The "CQC-6D Evaluation Model" is further broken down into the following six secondary indicators, reflecting the static, dynamic, and consistency control mentioned above from different perspectives:
Data Description primarily serves the selection of training datasets, encompassing basic dataset information, content characteristics, construction process, and application descriptions – essentially evaluating the completeness of documentation for different aspects of the data.
Data Modality: Taking the high-quality dataset we evaluated and certified as an example, it includes two modalities: text and image. In reality, there are many other modalities, such as video, audio, 3D point clouds, time series, chain-of-thought, and large model dialogues.
Data Quality Indicators include characteristic indicators related to model properties, covering both data quality and model application metrics.
Data Service and Data Management dimensions indirectly verify the capability requirements for consistency control.

—— From a practical application perspective, the entire industry currently faces several common challenges. Among them, the most challenging dimensions are the lack of evaluation standards for industry-specific datasets and the foundational work required for dynamic model validation.
First, the evaluation of multimodal data. Second, the evaluation of datasets for different industries. The main difficulty here is the current lack of corresponding standards. However, encouragingly, this year the National Data Standardization Technical Committee has been actively organizing, holding two Data Standards Week events – once in Chengdu in the first half of the year and again in Nanjing from November 3rd to 7th. In the second batch of pre-research data standard projects, 49 standards and 26 technical documents are currently underway. Working groups are focusing on standards related to AI high-quality datasets, covering aspects like construction guidelines, technical requirements for data synthesis, requirements for data quality evaluation systems, maturity model requirements for construction and operation, and embodied AI data annotation. Moreover, standards for different industries such as petrochemicals, wind power, thermal power, coal, mining, and media are also being drafted intensively. It is foreseeable that as the industry collaborates in areas like standard setting and scenario expansion, these difficulties will gradually be resolved. Third, regarding the enhancement of dynamic benchmarks and dynamic validation for models, there is still considerable foundational work to be done. This process goes hand-in-hand with industrial development, requiring significant effort and collective action from everyone.

Q4: In your view, how should an average enterprise go about building a high-quality dataset system suitable for its own business needs from scratch? Could you share some practical operational experiences?
A4: Wang Feng
—— Not every enterprise necessarily needs to build a high-quality dataset. For ordinary enterprises that do have such a need, it is advisable to first refer to relevant national standards and complete the following foundational work before embarking on data and related business exploration.

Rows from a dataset
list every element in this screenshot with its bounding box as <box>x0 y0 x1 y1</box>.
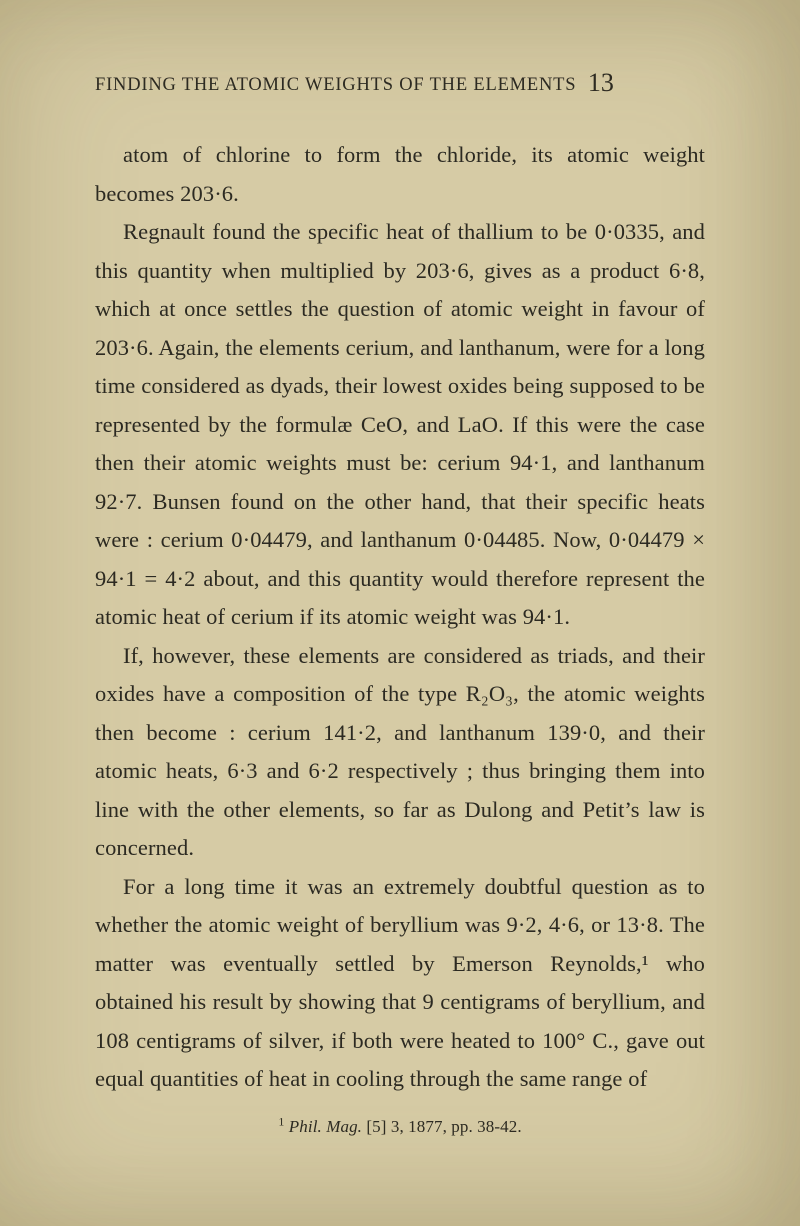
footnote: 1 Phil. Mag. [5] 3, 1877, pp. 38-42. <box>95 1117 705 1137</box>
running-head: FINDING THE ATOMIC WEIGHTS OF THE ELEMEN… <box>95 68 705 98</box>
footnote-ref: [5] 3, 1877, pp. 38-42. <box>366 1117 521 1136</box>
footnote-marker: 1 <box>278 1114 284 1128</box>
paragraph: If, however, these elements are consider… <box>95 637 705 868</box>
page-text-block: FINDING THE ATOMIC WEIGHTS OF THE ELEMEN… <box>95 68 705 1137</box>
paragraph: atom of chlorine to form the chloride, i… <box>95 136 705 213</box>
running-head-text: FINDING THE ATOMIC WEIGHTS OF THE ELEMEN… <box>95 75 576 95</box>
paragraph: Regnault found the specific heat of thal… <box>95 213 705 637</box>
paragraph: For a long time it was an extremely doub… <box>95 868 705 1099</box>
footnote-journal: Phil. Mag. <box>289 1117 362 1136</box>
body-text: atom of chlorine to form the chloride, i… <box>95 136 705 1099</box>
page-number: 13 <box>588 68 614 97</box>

» **Problem to solve**
Please continue the interview excerpt on high-quality datasets from its final sentence, ignoring the records.

» **Expected answer**
First, sort out the data resource catalog and carry out data classification and grading. In 2024, the nation released the standard GB/T 43697-2024, "Data Security Technology – Rules for Data Classification and Grading" (a recommended national standard). Enterprises can start from here. Second, focus on valuable scenarios within the industry chain to productize data and list data resources on the balance sheet. The Ministry of Finance issued the "Interim Provisions on Accounting Treatment for Enterprise Data Resources" in 2024, adding a "data resources" entry to the balance sheet. Many enterprises value this work of capitalizing data resources and promote it from a strategic perspective. This not only measures an enterprise's digitalization level but also serves as a touchstone for its digital transformation. Many enterprises are capable of undertaking these tasks.

—— For enterprises oriented towards intelligent transformation, possessing high knowledge density, large data volumes, and high-value data, creating a high-quality dataset is feasible, but the construction process is challenging. They should first analyze their needs and their position in the industry chain, clarify the scenarios, data scope, and usability, and then leverage appropriate data collection methods to improve the quality of collection and annotation, as well as conversion rates.
1. Data Requirements: Many enterprises want to build high-quality datasets without clearly defining the scenarios – this sequence is actually inappropriate. The priority should be to first identify valuable scenarios within the industry, enterprise, or industry chain. Combine this with the enterprise's own data characteristics to sort out corresponding requirements, clarifying the data scope and content, such as data format characteristics, usability checks, and data quality model construction.
2. Data Planning: This involves a significant amount of work, including constructing data graphs, attribute lists, relationship models, implementation plans, data quality plans, and estimating the required manpower, time, and resources.
3. Data Collection: There are many collection methods available today. Enterprises need to continuously improve their data gathering methods through suitable means to enhance the quality of data collection.
4. Data Preprocessing: There are numerous related technologies in this area. Enterprises must effectively perform data transformation, completing relevant data validation, cleaning, and aggregation with minimal content loss. This includes data sampling, feature creation (creating new features that capture the main information of the data more effectively than the original features), and feature selection (enriching content) to add extra context for the data, as it is intended to assist the model.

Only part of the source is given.